■ **What is required**:
Consider the records below. How many of their lines include the word "name"? State the number and nothing else.
___ Dataset rows ___
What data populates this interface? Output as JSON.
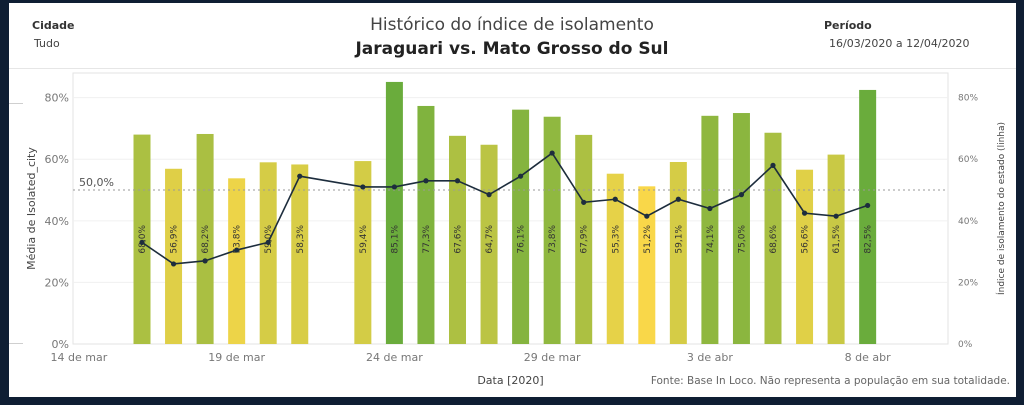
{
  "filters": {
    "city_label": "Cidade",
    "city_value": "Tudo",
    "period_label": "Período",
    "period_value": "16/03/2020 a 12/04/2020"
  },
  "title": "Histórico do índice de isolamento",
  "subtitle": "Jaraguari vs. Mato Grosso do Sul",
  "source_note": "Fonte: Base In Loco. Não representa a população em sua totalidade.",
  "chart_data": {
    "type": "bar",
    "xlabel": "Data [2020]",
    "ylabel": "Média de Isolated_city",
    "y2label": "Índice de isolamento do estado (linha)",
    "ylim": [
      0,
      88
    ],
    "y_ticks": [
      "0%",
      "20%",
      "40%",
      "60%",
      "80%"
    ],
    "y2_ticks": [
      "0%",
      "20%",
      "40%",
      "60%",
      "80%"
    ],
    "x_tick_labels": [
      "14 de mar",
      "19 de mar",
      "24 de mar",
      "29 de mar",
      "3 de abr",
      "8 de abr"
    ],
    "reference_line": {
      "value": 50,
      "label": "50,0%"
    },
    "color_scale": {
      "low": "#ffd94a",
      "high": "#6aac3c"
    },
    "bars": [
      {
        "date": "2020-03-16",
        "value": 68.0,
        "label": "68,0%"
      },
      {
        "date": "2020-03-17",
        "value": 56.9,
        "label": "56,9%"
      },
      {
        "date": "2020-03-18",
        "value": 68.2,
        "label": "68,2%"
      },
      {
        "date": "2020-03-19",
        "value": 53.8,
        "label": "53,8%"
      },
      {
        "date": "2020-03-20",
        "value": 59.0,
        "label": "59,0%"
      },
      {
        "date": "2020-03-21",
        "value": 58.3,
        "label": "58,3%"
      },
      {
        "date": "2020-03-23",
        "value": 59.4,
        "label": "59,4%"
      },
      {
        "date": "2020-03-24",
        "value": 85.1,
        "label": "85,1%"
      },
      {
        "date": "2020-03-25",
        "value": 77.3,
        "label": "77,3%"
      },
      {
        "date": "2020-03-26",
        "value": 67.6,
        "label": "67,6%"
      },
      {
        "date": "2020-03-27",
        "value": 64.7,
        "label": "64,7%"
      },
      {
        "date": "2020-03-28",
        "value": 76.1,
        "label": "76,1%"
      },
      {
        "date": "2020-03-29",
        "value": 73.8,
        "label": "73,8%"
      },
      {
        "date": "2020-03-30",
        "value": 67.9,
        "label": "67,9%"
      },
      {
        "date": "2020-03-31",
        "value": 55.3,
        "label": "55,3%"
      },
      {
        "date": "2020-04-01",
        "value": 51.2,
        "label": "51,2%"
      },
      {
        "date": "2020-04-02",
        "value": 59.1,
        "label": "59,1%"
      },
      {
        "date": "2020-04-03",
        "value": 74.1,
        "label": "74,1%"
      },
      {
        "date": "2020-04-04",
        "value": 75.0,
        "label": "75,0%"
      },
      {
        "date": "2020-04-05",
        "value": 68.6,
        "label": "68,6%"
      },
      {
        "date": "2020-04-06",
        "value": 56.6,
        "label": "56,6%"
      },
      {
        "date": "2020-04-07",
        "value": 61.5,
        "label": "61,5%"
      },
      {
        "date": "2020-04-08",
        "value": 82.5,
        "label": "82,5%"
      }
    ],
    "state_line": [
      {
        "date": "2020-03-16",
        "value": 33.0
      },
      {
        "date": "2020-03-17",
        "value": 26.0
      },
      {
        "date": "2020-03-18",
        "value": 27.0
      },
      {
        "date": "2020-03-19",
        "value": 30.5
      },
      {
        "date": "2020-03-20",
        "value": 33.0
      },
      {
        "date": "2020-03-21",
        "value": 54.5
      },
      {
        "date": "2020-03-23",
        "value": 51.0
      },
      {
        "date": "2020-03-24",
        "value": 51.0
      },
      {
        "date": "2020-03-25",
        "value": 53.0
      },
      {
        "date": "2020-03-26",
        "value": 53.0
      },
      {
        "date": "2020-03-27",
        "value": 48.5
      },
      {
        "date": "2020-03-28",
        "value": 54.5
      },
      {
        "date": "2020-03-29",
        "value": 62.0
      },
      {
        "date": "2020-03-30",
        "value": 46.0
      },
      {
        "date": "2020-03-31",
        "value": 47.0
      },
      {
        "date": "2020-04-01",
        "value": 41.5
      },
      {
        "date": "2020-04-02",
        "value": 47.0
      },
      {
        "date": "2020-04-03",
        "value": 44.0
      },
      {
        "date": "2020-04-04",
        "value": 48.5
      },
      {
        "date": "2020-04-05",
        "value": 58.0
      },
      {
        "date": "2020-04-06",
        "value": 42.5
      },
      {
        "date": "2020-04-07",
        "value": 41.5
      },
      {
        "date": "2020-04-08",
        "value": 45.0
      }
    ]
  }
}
___
___ Dataset rows ___
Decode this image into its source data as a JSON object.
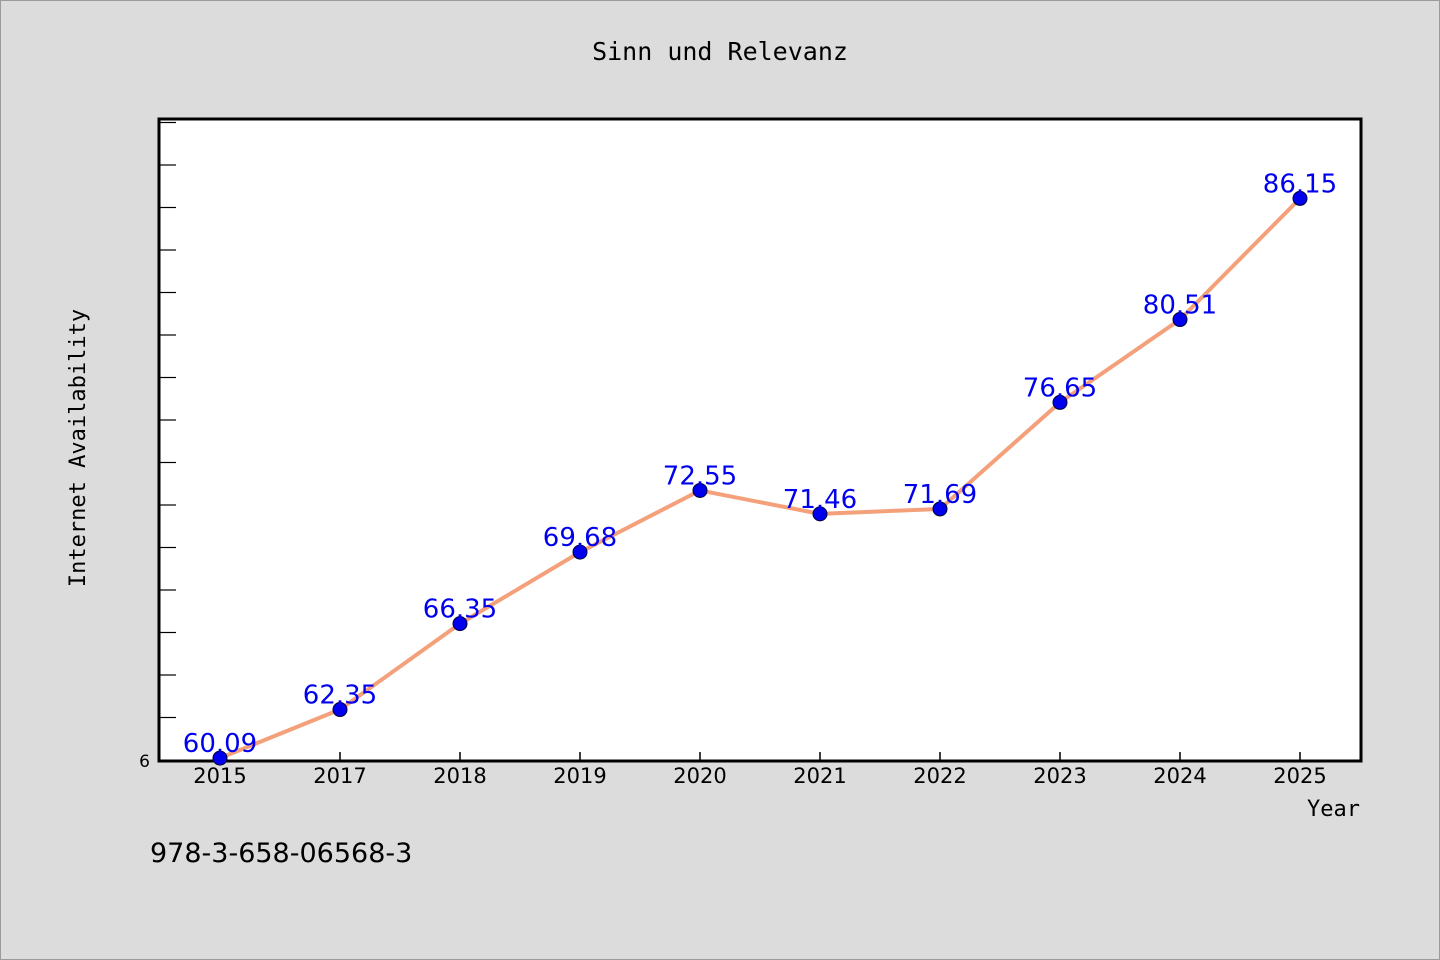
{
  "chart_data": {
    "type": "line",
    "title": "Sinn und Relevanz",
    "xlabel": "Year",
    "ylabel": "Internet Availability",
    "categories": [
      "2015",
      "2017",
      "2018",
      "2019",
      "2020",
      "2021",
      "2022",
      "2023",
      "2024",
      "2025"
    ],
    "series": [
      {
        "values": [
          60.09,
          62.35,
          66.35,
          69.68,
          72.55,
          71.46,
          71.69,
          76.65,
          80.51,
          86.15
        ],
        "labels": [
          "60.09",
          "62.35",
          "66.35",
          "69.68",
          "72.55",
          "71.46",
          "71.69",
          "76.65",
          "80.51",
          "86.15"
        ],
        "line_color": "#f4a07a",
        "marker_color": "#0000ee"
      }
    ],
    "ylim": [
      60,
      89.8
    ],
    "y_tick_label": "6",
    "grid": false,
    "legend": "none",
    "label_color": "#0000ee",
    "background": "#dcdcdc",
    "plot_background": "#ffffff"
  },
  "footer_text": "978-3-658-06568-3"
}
___
___ Dataset rows ___
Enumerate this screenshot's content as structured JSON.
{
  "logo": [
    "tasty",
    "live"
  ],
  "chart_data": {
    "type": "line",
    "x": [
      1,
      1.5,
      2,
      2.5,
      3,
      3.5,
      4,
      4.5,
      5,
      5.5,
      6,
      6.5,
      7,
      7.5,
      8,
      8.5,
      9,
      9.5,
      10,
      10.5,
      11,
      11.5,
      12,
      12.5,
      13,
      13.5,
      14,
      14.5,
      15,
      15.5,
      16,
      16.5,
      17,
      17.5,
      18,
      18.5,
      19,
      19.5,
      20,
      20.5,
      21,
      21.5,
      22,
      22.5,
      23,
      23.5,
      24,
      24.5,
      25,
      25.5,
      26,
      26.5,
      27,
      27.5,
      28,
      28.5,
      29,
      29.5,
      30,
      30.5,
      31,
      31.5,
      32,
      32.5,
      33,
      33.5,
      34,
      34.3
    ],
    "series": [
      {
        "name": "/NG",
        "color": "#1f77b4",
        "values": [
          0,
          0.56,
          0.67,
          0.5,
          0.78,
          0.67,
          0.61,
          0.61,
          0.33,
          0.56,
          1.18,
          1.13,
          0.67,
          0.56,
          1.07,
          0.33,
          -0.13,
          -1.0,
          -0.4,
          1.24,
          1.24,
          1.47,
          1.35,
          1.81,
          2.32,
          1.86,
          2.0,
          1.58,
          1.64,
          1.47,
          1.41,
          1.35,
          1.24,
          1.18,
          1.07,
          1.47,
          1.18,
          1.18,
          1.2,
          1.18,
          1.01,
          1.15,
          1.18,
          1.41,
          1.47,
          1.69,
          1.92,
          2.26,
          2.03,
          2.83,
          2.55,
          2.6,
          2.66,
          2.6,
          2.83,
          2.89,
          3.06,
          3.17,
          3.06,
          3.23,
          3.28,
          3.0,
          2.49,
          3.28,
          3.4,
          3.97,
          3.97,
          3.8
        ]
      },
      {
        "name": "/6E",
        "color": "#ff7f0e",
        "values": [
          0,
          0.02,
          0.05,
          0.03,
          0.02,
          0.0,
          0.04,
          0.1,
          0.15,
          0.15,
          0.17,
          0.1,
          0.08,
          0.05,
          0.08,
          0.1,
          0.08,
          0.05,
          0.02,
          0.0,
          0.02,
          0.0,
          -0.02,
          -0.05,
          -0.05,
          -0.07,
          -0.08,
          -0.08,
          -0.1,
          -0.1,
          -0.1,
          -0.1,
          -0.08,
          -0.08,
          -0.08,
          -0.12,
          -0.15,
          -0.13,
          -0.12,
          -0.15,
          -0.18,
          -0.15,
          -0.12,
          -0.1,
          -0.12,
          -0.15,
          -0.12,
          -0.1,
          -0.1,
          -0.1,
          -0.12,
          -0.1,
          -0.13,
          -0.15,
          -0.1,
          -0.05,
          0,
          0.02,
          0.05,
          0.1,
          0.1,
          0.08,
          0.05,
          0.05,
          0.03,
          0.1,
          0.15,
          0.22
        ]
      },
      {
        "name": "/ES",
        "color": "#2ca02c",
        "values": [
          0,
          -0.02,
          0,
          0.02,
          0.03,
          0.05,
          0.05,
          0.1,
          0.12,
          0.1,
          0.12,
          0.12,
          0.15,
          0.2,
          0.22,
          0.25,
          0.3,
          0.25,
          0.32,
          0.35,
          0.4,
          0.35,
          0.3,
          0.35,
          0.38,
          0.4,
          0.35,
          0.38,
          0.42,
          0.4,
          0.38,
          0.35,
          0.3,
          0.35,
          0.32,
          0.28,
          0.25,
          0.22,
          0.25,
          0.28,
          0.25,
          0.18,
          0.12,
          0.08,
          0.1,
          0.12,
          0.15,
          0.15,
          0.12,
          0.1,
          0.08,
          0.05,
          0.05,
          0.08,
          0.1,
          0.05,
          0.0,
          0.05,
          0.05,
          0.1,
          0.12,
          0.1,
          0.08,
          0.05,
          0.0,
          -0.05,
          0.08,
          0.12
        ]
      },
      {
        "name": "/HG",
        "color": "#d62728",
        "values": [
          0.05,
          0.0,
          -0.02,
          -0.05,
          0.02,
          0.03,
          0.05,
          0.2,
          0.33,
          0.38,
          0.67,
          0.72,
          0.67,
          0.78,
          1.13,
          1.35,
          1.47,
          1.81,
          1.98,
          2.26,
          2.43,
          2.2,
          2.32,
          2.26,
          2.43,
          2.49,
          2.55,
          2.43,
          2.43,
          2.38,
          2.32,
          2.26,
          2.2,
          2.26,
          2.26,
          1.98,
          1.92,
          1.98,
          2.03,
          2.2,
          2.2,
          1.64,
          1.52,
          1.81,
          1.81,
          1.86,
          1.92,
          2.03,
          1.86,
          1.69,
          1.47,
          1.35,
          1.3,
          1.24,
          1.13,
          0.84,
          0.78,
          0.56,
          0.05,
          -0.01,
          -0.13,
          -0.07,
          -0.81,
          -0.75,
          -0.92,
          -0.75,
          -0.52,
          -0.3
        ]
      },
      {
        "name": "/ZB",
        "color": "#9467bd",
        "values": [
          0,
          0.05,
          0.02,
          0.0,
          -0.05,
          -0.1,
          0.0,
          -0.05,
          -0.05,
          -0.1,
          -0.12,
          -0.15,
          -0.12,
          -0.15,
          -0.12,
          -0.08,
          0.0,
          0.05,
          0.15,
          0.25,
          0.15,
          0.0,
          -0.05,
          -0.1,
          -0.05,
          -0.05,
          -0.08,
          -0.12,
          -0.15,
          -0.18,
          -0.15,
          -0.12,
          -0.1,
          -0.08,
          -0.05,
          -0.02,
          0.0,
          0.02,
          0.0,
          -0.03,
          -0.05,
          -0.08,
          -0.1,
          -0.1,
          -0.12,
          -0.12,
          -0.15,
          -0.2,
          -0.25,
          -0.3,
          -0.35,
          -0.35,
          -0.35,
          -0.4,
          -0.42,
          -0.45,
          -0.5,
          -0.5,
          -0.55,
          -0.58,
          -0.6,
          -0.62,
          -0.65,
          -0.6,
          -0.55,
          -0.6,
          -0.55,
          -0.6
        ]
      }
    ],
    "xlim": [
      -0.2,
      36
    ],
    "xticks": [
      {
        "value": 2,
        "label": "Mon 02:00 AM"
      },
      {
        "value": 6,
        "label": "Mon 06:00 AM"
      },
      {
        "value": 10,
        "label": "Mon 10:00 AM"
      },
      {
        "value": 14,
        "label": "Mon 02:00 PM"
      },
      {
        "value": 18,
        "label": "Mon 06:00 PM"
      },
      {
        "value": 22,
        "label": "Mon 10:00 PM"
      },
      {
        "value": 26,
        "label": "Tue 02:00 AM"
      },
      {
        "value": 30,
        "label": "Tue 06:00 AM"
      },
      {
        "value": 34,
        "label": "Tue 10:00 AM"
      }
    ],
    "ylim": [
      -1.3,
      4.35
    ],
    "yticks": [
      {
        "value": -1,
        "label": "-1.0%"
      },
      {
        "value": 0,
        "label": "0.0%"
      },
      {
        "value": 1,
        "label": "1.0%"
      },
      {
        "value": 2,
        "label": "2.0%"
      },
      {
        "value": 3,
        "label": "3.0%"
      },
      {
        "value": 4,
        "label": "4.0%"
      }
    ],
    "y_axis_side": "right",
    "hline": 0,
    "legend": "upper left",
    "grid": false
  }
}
___
■ **Full response**:
5